Please print all of the material below, word for word.
------ STORED ROWS
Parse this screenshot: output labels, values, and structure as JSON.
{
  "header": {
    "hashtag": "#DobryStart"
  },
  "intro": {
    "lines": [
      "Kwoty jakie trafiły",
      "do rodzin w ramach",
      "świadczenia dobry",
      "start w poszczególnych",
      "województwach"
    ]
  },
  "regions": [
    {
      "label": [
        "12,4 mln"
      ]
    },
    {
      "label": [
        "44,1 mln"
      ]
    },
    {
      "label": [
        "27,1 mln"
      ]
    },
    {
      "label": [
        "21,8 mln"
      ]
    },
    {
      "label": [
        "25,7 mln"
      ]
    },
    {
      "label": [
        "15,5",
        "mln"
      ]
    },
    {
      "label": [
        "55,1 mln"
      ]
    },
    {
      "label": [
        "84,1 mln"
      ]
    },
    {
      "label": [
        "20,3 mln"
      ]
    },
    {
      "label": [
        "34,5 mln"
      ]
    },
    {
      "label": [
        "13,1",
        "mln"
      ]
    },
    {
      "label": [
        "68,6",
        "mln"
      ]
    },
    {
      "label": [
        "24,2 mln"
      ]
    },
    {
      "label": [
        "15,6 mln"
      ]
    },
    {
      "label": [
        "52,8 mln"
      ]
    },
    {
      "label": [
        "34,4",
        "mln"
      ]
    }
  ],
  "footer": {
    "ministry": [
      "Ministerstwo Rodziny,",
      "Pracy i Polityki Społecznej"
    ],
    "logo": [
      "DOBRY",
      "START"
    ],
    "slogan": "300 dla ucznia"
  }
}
------------
> **FINISHED ANSWER**:
Parse this screenshot: output labels, values, and structure as JSON.
{
  "header": {
    "hashtag": "#DobryStart"
  },
  "intro": {
    "lines": [
      "Kwoty jakie trafiły",
      "do rodzin w ramach",
      "świadczenia dobry",
      "start w poszczególnych",
      "województwach"
    ]
  },
  "regions": [
    {
      "label": [
        "12,4 mln"
      ]
    },
    {
      "label": [
        "44,1 mln"
      ]
    },
    {
      "label": [
        "27,1 mln"
      ]
    },
    {
      "label": [
        "21,8 mln"
      ]
    },
    {
      "label": [
        "25,7 mln"
      ]
    },
    {
      "label": [
        "15,5",
        "mln"
      ]
    },
    {
      "label": [
        "55,1 mln"
      ]
    },
    {
      "label": [
        "84,1 mln"
      ]
    },
    {
      "label": [
        "20,3 mln"
      ]
    },
    {
      "label": [
        "34,5 mln"
      ]
    },
    {
      "label": [
        "13,1",
        "mln"
      ]
    },
    {
      "label": [
        "68,6",
        "mln"
      ]
    },
    {
      "label": [
        "24,2 mln"
      ]
    },
    {
      "label": [
        "15,6 mln"
      ]
    },
    {
      "label": [
        "52,8 mln"
      ]
    },
    {
      "label": [
        "34,4",
        "mln"
      ]
    }
  ],
  "footer": {
    "ministry": [
      "Ministerstwo Rodziny,",
      "Pracy i Polityki Społecznej"
    ],
    "logo": [
      "DOBRY",
      "START"
    ],
    "slogan": "300 dla ucznia"
  }
}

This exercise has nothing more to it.